"""

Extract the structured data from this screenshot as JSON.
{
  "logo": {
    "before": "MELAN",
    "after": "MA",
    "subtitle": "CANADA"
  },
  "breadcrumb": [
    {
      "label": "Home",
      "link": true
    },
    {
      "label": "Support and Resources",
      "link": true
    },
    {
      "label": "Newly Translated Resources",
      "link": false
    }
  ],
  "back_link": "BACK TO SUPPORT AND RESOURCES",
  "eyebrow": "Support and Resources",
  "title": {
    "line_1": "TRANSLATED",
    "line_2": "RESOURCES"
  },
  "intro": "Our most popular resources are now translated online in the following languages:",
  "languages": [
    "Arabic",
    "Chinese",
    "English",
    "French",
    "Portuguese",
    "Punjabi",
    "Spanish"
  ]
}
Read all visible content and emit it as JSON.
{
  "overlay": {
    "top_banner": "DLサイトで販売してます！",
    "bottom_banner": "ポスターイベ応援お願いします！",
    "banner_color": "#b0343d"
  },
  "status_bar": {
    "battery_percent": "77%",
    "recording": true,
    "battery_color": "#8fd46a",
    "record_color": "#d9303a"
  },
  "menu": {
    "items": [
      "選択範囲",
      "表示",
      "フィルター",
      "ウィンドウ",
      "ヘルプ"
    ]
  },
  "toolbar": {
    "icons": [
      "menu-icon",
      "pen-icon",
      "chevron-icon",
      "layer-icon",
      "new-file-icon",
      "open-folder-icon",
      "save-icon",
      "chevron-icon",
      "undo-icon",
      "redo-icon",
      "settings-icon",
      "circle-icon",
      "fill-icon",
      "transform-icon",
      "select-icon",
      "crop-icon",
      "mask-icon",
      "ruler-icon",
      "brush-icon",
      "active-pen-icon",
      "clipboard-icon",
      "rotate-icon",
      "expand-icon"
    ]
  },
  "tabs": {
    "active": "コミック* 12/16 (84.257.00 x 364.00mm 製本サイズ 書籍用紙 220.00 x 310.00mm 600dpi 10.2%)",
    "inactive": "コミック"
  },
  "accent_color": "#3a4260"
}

"""

* [What needs to be done] Exactly as written, please output every entry.

* [Complete response]
Extract the structured data from this screenshot as JSON.
{
  "logo": {
    "before": "MELAN",
    "after": "MA",
    "subtitle": "CANADA"
  },
  "breadcrumb": [
    {
      "label": "Home",
      "link": true
    },
    {
      "label": "Support and Resources",
      "link": true
    },
    {
      "label": "Newly Translated Resources",
      "link": false
    }
  ],
  "back_link": "BACK TO SUPPORT AND RESOURCES",
  "eyebrow": "Support and Resources",
  "title": {
    "line_1": "TRANSLATED",
    "line_2": "RESOURCES"
  },
  "intro": "Our most popular resources are now translated online in the following languages:",
  "languages": [
    "Arabic",
    "Chinese",
    "English",
    "French",
    "Portuguese",
    "Punjabi",
    "Spanish"
  ]
}
Read all visible content and emit it as JSON.
{
  "overlay": {
    "top_banner": "DLサイトで販売してます！",
    "bottom_banner": "ポスターイベ応援お願いします！",
    "banner_color": "#b0343d"
  },
  "status_bar": {
    "battery_percent": "77%",
    "recording": true,
    "battery_color": "#8fd46a",
    "record_color": "#d9303a"
  },
  "menu": {
    "items": [
      "選択範囲",
      "表示",
      "フィルター",
      "ウィンドウ",
      "ヘルプ"
    ]
  },
  "toolbar": {
    "icons": [
      "menu-icon",
      "pen-icon",
      "chevron-icon",
      "layer-icon",
      "new-file-icon",
      "open-folder-icon",
      "save-icon",
      "chevron-icon",
      "undo-icon",
      "redo-icon",
      "settings-icon",
      "circle-icon",
      "fill-icon",
      "transform-icon",
      "select-icon",
      "crop-icon",
      "mask-icon",
      "ruler-icon",
      "brush-icon",
      "active-pen-icon",
      "clipboard-icon",
      "rotate-icon",
      "expand-icon"
    ]
  },
  "tabs": {
    "active": "コミック* 12/16 (84.257.00 x 364.00mm 製本サイズ 書籍用紙 220.00 x 310.00mm 600dpi 10.2%)",
    "inactive": "コミック"
  },
  "accent_color": "#3a4260"
}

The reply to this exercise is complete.